Stored data

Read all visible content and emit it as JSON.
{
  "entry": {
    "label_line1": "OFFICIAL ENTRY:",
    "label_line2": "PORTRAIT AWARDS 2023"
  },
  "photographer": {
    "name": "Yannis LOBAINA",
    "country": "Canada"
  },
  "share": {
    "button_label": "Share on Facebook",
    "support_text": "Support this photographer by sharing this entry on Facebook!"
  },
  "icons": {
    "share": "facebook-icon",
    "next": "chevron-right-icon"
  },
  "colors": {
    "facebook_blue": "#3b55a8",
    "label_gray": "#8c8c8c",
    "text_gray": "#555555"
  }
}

▸ Goal: Retype the records in full. Keep every line identical to the original.

▸ Full output:
Read all visible content and emit it as JSON.
{
  "entry": {
    "label_line1": "OFFICIAL ENTRY:",
    "label_line2": "PORTRAIT AWARDS 2023"
  },
  "photographer": {
    "name": "Yannis LOBAINA",
    "country": "Canada"
  },
  "share": {
    "button_label": "Share on Facebook",
    "support_text": "Support this photographer by sharing this entry on Facebook!"
  },
  "icons": {
    "share": "facebook-icon",
    "next": "chevron-right-icon"
  },
  "colors": {
    "facebook_blue": "#3b55a8",
    "label_gray": "#8c8c8c",
    "text_gray": "#555555"
  }
}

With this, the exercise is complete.